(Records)
Begin
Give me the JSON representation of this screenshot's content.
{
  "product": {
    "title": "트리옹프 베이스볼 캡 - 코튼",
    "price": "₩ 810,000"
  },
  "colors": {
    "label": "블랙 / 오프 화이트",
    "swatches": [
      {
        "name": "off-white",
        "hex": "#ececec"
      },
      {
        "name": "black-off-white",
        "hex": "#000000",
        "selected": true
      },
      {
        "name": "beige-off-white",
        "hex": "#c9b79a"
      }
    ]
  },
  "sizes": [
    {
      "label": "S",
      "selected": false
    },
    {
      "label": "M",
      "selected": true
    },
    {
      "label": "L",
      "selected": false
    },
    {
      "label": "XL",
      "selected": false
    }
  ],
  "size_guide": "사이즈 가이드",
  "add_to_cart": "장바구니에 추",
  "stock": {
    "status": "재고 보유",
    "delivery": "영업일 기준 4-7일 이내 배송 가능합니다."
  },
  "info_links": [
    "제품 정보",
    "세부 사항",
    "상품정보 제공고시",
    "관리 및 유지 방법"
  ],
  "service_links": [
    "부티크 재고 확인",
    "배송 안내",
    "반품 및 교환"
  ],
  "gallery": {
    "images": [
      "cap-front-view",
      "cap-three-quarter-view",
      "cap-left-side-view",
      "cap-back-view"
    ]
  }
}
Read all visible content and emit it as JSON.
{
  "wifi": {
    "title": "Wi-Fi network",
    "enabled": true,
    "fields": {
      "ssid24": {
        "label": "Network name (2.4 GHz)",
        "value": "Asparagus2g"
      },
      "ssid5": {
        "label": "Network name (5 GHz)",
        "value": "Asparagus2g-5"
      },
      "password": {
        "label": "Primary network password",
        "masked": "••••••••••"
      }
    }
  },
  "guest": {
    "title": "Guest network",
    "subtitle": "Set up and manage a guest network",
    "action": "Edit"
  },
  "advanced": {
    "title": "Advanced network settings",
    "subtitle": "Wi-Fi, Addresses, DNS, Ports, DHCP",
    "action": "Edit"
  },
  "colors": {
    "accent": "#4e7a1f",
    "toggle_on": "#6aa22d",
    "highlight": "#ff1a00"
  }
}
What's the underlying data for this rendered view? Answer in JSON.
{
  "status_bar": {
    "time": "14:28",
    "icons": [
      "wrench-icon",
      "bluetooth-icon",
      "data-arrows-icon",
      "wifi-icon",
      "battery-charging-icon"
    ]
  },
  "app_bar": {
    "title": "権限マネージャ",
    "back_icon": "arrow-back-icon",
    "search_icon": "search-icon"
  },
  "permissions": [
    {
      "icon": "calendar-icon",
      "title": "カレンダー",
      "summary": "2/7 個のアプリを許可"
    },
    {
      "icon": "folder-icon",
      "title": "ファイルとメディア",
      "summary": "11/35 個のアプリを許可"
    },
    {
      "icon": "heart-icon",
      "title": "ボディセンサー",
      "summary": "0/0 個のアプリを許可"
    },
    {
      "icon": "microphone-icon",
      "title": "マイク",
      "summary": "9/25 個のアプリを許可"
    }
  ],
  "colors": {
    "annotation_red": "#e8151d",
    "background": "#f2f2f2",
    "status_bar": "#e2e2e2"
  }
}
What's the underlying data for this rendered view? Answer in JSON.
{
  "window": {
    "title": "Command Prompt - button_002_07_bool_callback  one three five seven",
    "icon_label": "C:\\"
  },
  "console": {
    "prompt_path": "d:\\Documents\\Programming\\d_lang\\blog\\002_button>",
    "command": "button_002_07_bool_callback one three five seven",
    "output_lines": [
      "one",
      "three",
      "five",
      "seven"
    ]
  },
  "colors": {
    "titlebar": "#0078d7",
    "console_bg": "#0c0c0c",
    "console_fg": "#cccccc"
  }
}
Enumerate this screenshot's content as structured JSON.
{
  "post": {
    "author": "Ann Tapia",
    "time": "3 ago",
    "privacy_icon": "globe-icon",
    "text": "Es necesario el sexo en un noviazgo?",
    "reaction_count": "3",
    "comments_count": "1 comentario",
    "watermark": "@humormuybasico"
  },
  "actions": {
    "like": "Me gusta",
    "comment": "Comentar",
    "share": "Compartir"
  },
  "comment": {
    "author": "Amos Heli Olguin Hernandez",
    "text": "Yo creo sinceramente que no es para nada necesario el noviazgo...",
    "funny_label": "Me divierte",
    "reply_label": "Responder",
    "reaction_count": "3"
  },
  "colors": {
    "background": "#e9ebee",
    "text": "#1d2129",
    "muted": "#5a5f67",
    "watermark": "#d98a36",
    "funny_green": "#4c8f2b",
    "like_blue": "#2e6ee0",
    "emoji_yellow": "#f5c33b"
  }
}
End
» **WRITTEN PROBLEM**
Identify how many lines in the entries above include the string "content", then state that number alone.

» **OUTPUT OF THE TASK**
3